Exercise text section start

Under an initiative, Californians can “directly propose and enact state laws and amendments to the California Constitution. Under the initiative process, a proposed statute or constitutional amendment must receive a specified number of valid petition signatures in order to be placed on a statewide ballot for consideration by voters.”

Said Shams in a January interview with the Sacramento Bee: “This is a compromise. It says ‘Get rid of marriage as a state institution. Make it a religious institution, keep politics out of it and stop the fighting.’”

marinelife's avatar

@MCBeat That would not bother me. I think the aberration was not the judge, but the Prop 8 proponents. I believe you will see it reversed soon.

@osakarob Yep, I could live with that.

dalton's avatar

@ABoyNamedBoobs03

People are afraid their children will turn gay on them and ruin their lives.

timeand_distance's avatar

Liberal conservative? does that mean moderate, or did you mean liberal republican or conservative democrat?

anywhos, answer: i agree with you, i think civil unions will end up being the compromise.

adreamofautumn's avatar

That movement is very much underway. It was even briefly mentioned during the hearing. Who knows, but i’m hoping it works out. Leave marriages to churches and unions to governments.

crisw's avatar

“basically a liberal judge in San Fran randomly changed the California Constitution to letting gays marry,”

Sorry, but that is far, far, far from the truth.

It was not a “liberal judge;” it was the California Supreme Court. And it wasn’t a “random change”- it was the court doing exactly what it is supposed to do- preventing a minority from being discriminated against by the tyranny of the majority, by ruling that the restrictions on marriage violated the Equal Protection clause in the Constitution.

I also believe civil unions are the answer. Get the churches out of the legal aspect of domestic partnerships altogether.

MrItty's avatar

“so I’m a liberal conservative”

Are you also a black white man? A straight gay man? A male woman? A tall short person?

Separate but equal is bullshit. Always has been, always will be. Homosexuals are not a fringe group to be given something-like-marriage-but-not to appease them. They are PEOPLE, entitled to EXACTLY the same rights and privelidges as all other people.

If the government can’t give a certain right (“marriage”) to everyone, it shouldn’t be giving it to anyone. Civil unions for all, or marriages for all. Period.

EmpressPixie's avatar

I’m all for the current solution of doing away with marriage when it comes to the legal term and having everyone in a civil union or domestic partnership or whatever. But everyone has to have the same name for their union because otherwise, as mentioned, you fall into the separate but equal trap. We, as a nation, have already noted that separate is inherently unequal.

ABoyNamedBoobs03's avatar

@dalton see that’s what I’m talking about. Isn’t that fundamentally unconstituional? As much as parents think they have the right, they don’t. If your child is gay there’s nothing you can do about it and it’s one’s duty to support them in whatever they persue.

breedmitch's avatar

@crisw: “Get the churches out of the legal aspect of domestic partnerships altogether.”

I’m a bit more extreme. I believe if a church performs a marriage between a man and a woman it should be required by law to do the same for two men or two wiomen and god has to sit there and take it.~

cwilbur's avatar

First: the justices did not “randomly change” the California constitution. A lawsuit was brought by people who thought that only allowing straight people to marry was a violation of the state constitution’s guarantees about equal rights, and the justices agreed.

Second: in the landmark Supreme Court case Brown v Board of Education, it was established that separate but equal accommodations are inherently unequal.

If you want equality, the only way you’re going to get it is to make sure that all legally married couples have the same legal status.

@breedmitch: doing that is a violation of the First Amendment.

Exercise text section end

- **Tasks for this exercise**:
• 1. Answer these questions from the marriage-law thread.
(a) What must a proposed statute or constitutional amendment receive in order to be placed on a statewide ballot?
(b) According to crisw, which court made the ruling on marriage?
(c) Which Supreme Court case does cwilbur cite?
• 2. Write out the stretch of the marriage-law thread from "breedmitch's avatar" through "same legal status.", with the wording unchanged.

Dataset section start

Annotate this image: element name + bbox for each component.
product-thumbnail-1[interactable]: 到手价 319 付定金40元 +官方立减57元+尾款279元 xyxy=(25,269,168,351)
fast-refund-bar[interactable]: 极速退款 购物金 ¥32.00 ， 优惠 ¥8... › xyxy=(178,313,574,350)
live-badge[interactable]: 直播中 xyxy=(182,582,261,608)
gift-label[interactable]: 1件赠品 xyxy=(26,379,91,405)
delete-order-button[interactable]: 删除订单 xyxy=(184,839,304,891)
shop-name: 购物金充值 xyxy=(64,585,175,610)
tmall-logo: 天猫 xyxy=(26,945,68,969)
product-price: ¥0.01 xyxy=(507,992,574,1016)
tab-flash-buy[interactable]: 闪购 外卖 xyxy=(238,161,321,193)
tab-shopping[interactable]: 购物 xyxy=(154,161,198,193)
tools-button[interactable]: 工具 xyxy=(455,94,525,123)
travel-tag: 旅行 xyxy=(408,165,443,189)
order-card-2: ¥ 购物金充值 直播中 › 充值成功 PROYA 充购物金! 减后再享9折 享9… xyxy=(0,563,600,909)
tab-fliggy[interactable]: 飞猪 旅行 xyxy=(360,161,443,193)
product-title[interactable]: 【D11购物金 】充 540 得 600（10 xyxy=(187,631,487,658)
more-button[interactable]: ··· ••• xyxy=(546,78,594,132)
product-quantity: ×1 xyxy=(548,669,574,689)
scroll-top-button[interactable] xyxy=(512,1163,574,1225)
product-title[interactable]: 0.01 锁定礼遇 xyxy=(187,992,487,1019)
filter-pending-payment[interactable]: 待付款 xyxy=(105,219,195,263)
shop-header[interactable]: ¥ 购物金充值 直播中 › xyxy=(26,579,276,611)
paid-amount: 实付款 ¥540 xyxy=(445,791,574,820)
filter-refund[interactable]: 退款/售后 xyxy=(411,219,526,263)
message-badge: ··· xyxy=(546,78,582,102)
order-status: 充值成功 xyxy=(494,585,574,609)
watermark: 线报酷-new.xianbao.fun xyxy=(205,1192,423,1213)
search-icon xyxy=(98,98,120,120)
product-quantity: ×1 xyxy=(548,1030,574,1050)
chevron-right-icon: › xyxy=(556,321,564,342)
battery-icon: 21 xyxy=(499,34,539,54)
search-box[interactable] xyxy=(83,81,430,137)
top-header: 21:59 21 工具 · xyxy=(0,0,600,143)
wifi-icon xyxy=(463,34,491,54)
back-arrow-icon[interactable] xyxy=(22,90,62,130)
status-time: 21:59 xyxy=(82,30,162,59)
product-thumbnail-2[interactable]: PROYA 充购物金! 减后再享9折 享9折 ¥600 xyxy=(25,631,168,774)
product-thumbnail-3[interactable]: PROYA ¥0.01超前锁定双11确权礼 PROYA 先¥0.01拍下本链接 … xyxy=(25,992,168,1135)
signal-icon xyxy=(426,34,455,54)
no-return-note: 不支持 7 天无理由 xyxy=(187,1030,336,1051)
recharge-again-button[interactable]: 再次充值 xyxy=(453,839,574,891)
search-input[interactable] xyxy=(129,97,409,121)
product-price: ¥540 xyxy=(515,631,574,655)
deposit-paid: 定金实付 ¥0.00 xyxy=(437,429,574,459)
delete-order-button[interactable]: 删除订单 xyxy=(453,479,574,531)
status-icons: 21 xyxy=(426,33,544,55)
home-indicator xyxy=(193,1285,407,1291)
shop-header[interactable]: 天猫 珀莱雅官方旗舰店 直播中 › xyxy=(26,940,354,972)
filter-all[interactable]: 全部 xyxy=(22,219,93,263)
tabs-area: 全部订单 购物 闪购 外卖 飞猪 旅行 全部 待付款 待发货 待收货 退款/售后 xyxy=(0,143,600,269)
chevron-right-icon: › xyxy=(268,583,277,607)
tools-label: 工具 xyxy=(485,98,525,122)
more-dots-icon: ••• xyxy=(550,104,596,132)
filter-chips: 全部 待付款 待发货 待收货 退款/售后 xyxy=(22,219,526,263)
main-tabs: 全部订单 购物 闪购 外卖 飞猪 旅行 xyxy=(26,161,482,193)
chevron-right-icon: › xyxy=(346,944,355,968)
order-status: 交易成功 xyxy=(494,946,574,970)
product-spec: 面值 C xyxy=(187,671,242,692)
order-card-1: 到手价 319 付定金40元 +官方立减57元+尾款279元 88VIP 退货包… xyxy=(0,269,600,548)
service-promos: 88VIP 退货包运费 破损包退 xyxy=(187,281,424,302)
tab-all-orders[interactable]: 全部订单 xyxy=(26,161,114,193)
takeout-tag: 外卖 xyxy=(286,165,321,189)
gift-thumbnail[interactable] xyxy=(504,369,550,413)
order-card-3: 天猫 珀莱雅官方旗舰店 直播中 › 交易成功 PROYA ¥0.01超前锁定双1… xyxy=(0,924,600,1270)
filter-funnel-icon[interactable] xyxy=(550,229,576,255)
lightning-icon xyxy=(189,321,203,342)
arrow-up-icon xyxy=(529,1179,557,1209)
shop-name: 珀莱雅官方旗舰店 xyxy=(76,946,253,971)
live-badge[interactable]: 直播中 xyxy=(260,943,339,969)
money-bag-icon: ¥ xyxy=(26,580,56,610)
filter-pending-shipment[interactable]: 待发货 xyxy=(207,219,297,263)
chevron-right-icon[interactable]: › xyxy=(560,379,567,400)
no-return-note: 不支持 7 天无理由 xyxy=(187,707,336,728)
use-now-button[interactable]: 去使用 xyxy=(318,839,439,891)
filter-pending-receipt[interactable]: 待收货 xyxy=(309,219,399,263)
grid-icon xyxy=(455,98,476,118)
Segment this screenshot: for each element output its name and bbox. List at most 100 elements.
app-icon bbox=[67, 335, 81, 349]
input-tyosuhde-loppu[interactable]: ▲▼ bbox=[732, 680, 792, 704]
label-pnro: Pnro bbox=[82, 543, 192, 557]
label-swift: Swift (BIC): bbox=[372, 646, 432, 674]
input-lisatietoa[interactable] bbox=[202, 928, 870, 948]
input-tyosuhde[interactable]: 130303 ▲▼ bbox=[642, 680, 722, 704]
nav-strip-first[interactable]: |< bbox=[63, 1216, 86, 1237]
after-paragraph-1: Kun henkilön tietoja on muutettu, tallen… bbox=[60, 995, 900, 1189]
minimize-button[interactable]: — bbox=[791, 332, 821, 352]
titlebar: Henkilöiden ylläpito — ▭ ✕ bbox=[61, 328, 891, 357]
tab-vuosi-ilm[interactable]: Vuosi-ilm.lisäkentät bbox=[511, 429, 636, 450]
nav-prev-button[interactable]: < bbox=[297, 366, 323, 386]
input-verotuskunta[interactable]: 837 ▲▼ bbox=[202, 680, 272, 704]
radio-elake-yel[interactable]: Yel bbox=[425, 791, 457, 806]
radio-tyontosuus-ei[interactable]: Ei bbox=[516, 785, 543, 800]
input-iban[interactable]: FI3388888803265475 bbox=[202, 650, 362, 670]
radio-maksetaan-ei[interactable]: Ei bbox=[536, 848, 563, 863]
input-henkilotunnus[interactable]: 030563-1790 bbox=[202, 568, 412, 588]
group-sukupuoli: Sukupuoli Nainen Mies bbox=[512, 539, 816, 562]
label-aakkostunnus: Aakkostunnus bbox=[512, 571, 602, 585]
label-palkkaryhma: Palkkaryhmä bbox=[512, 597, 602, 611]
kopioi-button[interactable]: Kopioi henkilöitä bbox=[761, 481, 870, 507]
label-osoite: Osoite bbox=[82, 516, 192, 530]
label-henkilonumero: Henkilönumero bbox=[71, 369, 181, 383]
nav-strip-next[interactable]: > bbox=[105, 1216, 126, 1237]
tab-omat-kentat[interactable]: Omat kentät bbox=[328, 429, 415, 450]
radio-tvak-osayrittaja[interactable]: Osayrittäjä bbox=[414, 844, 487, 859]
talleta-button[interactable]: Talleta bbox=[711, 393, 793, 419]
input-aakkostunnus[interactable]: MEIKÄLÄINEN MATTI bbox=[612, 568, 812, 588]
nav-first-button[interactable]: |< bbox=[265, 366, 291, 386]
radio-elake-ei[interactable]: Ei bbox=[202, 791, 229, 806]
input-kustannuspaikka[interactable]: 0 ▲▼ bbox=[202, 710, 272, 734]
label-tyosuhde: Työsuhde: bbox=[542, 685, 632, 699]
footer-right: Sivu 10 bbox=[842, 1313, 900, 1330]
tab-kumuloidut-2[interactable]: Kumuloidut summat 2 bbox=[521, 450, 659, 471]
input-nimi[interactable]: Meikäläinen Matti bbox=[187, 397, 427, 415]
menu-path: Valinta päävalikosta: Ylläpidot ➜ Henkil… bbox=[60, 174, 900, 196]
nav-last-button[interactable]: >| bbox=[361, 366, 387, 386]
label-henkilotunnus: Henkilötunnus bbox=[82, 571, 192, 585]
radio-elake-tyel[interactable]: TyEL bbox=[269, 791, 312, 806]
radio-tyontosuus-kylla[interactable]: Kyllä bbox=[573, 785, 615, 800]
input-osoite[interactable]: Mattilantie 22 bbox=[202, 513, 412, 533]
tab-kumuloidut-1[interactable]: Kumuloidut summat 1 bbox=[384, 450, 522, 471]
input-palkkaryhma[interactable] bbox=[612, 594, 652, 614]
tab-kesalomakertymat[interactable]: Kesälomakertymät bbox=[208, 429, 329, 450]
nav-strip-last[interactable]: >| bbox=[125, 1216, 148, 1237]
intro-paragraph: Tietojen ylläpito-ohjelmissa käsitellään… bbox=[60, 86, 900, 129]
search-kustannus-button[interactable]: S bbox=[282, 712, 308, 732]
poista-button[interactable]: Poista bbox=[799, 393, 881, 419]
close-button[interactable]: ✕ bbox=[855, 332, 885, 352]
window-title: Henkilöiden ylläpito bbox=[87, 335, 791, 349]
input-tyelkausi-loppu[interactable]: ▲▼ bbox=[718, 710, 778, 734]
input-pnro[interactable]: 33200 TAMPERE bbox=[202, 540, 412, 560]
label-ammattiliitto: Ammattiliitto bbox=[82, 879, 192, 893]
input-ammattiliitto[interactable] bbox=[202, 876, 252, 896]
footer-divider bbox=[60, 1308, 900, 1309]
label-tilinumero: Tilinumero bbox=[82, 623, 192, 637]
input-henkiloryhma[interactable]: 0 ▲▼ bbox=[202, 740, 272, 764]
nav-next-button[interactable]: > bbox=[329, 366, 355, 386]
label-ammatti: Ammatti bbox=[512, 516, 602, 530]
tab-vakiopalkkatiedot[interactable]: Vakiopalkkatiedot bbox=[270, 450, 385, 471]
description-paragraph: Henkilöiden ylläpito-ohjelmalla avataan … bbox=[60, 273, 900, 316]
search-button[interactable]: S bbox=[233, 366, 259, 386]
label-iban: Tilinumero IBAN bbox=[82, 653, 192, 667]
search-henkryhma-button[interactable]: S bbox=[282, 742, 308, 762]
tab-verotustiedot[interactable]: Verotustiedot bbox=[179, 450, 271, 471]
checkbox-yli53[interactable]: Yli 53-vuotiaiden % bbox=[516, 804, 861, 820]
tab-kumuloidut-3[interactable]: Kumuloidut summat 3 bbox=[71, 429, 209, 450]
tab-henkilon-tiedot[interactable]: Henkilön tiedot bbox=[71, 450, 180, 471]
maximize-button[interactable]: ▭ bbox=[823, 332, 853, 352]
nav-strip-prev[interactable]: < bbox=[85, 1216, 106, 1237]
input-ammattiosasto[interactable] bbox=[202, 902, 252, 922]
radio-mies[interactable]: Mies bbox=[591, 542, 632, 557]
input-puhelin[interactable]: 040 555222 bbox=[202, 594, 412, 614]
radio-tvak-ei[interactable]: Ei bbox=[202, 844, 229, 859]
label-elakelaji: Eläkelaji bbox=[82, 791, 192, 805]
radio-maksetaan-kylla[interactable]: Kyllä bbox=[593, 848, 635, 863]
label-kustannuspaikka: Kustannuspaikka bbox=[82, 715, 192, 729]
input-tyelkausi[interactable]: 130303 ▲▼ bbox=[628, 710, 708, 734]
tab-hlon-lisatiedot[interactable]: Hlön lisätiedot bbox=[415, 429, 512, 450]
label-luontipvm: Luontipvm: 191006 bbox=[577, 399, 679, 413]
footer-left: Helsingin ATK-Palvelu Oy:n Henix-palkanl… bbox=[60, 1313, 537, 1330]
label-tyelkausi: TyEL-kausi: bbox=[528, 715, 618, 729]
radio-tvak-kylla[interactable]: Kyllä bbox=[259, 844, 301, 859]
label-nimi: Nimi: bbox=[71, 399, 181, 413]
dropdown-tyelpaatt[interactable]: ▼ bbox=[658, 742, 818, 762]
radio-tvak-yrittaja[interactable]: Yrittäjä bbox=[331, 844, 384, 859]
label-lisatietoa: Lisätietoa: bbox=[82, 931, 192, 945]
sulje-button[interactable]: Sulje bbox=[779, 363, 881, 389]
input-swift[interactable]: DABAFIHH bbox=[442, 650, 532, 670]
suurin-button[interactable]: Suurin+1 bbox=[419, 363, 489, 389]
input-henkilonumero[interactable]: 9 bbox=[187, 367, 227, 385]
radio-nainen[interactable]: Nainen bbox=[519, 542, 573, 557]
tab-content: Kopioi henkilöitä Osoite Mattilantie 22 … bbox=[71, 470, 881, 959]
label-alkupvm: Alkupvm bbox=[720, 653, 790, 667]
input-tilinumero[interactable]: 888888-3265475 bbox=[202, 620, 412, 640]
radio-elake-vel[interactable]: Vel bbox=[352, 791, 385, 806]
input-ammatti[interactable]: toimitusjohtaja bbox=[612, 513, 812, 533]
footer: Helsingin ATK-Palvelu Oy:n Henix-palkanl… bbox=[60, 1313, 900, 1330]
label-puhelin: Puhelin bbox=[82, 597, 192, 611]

Dataset section end

- **Answers provided**:
• 1.
(a) A specified number of valid petition signatures.
(b) The California Supreme Court.
(c) Brown v Board of Education.

• 2.
breedmitch's avatar

@crisw: “Get the churches out of the legal aspect of domestic partnerships altogether.”

I’m a bit more extreme. I believe if a church performs a marriage between a man and a woman it should be required by law to do the same for two men or two wiomen and god has to sit there and take it.~

cwilbur's avatar

First: the justices did not “randomly change” the California constitution. A lawsuit was brought by people who thought that only allowing straight people to marry was a violation of the state constitution’s guarantees about equal rights, and the justices agreed.

Second: in the landmark Supreme Court case Brown v Board of Education, it was established that separate but equal accommodations are inherently unequal.

If you want equality, the only way you’re going to get it is to make sure that all legally married couples have the same legal status.